Identify, in the records below, every line where the string "Count" appears, and copy each such line.
*** RECORDS FOR PROCESSING
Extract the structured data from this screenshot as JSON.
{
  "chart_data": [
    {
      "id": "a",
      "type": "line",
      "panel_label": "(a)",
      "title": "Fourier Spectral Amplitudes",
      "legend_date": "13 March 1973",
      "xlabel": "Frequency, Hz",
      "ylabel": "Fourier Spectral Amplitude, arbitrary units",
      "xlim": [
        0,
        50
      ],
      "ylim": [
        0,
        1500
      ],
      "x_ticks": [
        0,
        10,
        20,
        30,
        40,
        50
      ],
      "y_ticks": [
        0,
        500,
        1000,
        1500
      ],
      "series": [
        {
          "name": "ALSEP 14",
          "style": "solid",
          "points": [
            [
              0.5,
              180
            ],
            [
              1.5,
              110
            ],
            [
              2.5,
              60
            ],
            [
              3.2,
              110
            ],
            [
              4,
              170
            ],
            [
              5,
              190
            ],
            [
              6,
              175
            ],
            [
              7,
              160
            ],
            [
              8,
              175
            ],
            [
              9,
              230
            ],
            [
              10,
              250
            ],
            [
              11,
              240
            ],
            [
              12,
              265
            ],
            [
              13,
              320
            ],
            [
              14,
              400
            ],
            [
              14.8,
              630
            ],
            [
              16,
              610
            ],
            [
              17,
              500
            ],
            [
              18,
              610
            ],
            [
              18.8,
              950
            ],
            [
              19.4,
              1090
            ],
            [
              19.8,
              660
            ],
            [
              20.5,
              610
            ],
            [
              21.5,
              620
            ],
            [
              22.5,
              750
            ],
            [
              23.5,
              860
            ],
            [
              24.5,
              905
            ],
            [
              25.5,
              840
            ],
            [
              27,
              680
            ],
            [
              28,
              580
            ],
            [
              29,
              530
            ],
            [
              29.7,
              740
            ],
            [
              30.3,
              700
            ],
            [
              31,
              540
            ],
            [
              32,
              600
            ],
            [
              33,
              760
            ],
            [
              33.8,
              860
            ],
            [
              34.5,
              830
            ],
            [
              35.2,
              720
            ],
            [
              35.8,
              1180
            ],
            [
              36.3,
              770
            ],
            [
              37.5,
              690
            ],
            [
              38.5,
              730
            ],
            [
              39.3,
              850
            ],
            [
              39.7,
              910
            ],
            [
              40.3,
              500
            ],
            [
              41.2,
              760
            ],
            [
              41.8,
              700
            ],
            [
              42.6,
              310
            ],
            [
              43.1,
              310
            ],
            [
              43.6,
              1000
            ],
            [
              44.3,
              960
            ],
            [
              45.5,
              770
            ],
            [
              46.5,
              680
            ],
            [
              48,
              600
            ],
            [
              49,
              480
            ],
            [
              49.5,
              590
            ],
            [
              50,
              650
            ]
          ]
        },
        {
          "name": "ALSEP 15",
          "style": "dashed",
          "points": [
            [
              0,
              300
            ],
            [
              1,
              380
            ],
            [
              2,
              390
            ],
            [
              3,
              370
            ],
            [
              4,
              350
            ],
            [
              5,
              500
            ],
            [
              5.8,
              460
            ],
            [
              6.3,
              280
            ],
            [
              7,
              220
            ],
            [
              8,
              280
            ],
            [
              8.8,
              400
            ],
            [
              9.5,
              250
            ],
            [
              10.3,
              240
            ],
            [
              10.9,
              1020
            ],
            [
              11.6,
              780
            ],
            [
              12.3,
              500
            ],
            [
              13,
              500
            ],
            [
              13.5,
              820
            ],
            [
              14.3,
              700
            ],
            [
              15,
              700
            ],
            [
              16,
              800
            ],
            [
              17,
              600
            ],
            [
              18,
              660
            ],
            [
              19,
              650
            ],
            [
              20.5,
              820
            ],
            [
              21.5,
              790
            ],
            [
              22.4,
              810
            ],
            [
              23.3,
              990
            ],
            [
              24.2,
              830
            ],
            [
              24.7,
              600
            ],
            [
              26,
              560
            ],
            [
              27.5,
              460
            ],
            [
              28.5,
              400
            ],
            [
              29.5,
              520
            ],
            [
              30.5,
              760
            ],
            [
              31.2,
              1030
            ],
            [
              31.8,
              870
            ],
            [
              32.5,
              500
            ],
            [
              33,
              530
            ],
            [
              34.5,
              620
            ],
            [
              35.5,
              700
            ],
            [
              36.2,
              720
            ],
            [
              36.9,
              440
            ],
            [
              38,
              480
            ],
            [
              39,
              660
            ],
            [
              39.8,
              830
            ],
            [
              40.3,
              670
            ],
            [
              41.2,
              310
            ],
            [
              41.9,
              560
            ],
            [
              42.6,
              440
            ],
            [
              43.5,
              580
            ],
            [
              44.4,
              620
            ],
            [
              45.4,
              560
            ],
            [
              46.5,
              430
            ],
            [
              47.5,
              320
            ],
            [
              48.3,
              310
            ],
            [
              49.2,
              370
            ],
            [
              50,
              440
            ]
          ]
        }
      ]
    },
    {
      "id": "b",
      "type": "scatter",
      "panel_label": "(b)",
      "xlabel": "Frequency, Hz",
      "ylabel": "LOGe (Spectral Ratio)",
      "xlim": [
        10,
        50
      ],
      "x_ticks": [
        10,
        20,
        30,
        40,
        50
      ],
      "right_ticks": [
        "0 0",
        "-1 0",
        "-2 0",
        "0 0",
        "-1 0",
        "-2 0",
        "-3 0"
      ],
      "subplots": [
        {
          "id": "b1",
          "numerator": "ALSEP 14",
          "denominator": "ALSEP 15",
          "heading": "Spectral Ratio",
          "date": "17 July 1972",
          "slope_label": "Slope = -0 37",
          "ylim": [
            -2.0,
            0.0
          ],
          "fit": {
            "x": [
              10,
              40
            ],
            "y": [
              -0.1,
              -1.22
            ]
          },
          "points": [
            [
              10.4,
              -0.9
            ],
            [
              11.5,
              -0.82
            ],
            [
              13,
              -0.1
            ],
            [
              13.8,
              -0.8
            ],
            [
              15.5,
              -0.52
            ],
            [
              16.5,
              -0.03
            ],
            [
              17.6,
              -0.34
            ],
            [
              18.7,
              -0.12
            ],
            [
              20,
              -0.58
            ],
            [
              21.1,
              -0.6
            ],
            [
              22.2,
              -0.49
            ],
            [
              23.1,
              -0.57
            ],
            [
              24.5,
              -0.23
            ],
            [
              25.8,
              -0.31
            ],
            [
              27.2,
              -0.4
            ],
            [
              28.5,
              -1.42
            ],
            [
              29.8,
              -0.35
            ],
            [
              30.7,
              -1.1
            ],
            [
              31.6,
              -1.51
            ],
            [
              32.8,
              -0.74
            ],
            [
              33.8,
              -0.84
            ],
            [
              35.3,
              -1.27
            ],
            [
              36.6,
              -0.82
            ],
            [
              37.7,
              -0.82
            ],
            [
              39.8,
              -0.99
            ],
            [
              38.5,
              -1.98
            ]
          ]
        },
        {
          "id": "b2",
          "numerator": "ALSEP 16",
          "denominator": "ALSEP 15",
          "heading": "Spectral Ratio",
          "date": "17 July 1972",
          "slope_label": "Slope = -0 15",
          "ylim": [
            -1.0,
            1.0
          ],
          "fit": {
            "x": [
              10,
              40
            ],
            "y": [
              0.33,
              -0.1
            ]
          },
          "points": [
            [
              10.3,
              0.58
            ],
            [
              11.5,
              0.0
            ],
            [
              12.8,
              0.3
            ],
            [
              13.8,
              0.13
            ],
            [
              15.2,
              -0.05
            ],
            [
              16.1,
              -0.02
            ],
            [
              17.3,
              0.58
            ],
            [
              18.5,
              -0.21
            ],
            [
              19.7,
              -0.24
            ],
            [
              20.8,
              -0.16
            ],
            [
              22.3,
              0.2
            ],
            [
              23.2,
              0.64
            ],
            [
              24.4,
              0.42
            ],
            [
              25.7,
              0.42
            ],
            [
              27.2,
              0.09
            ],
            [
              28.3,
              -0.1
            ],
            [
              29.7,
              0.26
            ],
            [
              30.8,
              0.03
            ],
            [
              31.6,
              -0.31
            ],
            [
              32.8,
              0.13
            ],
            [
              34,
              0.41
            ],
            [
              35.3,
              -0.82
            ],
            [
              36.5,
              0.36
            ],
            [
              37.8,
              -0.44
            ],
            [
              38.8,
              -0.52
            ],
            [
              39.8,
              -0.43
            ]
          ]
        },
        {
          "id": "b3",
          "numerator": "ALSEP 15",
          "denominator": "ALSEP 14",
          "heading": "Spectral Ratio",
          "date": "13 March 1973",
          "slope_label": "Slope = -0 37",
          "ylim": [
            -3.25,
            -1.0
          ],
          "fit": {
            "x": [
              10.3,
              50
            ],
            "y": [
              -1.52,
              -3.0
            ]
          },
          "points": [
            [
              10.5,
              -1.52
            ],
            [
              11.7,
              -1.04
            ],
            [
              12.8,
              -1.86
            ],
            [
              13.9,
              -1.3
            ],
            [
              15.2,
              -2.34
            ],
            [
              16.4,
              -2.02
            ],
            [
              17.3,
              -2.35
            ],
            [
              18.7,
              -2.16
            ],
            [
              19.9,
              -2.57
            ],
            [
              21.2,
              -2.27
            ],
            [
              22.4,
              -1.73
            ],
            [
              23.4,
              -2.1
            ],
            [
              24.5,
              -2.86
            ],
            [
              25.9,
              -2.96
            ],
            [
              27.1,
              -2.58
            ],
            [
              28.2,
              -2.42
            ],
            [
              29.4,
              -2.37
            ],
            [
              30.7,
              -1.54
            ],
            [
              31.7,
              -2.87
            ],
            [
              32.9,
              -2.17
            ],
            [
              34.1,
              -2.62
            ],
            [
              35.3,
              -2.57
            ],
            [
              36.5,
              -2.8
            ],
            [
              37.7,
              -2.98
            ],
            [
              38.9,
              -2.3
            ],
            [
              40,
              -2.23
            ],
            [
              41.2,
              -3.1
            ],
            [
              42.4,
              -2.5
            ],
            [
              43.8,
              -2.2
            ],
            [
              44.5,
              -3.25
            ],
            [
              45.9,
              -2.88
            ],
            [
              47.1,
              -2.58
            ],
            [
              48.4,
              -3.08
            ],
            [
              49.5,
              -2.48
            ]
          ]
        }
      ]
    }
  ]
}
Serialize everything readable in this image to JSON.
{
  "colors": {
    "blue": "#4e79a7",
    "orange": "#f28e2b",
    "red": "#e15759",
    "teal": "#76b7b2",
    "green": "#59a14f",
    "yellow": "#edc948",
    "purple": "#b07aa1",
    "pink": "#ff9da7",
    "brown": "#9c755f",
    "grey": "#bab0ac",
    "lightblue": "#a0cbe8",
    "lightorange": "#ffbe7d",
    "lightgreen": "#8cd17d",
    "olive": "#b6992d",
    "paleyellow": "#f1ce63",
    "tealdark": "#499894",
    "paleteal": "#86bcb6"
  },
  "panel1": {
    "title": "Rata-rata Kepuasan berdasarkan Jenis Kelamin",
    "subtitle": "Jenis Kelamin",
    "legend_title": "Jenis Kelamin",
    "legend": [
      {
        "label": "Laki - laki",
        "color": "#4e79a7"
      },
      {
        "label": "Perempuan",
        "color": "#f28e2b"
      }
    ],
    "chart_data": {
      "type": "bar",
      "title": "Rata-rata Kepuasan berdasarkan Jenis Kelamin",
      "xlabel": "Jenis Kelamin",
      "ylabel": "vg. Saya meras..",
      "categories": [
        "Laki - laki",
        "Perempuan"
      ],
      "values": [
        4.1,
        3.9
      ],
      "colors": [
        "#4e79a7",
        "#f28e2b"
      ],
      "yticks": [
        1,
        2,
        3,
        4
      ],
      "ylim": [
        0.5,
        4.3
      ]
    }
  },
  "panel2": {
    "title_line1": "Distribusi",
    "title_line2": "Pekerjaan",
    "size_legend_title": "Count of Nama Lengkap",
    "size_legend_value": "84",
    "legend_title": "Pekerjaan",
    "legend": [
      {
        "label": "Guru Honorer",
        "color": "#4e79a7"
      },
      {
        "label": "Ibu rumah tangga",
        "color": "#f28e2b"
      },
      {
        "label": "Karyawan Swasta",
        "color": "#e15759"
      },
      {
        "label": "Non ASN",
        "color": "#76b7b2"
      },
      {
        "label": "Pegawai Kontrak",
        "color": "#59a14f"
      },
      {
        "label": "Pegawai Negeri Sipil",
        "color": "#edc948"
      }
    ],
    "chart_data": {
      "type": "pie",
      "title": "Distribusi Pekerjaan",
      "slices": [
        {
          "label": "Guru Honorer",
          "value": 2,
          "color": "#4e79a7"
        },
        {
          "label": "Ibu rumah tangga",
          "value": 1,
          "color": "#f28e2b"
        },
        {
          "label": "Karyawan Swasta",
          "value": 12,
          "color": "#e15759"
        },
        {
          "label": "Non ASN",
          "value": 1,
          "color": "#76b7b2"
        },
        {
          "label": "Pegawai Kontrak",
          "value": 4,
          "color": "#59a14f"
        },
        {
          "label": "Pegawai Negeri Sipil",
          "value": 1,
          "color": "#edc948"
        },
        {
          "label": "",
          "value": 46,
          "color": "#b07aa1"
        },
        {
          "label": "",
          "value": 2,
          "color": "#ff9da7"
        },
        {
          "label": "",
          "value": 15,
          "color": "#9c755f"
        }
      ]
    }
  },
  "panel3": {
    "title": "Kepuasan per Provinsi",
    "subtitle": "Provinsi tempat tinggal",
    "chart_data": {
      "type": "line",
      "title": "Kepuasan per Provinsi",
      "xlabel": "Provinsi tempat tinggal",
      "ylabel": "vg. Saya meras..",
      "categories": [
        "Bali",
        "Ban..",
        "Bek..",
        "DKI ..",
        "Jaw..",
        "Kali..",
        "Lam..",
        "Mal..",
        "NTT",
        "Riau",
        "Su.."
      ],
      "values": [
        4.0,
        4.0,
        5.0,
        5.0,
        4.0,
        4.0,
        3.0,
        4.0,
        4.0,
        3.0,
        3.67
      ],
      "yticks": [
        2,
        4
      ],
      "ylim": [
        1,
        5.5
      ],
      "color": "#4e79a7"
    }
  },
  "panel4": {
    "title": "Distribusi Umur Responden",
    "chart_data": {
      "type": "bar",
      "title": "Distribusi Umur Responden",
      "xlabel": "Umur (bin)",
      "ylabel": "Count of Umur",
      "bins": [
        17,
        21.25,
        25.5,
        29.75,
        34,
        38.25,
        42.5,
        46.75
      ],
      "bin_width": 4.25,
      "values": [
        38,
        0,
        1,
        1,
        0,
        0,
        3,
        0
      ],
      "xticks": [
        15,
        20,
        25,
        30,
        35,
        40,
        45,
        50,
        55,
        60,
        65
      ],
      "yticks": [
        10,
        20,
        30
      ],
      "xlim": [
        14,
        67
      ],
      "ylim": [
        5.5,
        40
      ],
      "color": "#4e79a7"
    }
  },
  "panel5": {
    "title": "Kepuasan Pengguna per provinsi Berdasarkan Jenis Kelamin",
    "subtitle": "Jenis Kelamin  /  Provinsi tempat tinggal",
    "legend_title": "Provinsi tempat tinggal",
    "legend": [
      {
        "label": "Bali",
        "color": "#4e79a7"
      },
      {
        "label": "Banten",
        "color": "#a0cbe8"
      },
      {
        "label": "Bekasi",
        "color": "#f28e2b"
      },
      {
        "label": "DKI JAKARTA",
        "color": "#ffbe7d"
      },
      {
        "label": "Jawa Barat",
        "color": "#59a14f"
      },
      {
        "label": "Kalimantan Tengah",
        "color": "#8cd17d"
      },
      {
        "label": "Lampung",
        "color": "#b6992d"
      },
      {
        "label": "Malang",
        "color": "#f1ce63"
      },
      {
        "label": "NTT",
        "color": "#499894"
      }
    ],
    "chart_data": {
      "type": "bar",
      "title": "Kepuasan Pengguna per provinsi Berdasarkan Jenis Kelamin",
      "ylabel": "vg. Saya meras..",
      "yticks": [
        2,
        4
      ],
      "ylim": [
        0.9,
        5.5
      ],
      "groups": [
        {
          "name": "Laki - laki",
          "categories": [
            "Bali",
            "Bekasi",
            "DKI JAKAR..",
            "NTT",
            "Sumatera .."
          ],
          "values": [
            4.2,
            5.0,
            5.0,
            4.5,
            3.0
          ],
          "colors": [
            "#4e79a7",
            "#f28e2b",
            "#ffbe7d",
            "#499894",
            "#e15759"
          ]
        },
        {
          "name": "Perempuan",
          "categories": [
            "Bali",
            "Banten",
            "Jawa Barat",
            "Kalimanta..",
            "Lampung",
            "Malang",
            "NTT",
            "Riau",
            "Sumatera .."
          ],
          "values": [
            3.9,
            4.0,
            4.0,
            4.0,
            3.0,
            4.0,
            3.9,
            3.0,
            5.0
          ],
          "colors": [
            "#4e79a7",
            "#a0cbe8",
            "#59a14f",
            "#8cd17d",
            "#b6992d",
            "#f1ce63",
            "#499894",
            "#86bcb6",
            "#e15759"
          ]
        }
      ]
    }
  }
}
******
◆ **COMPLETE RESPONSE**
    "size_legend_title": "Count of Nama Lengkap",
      "ylabel": "Count of Umur",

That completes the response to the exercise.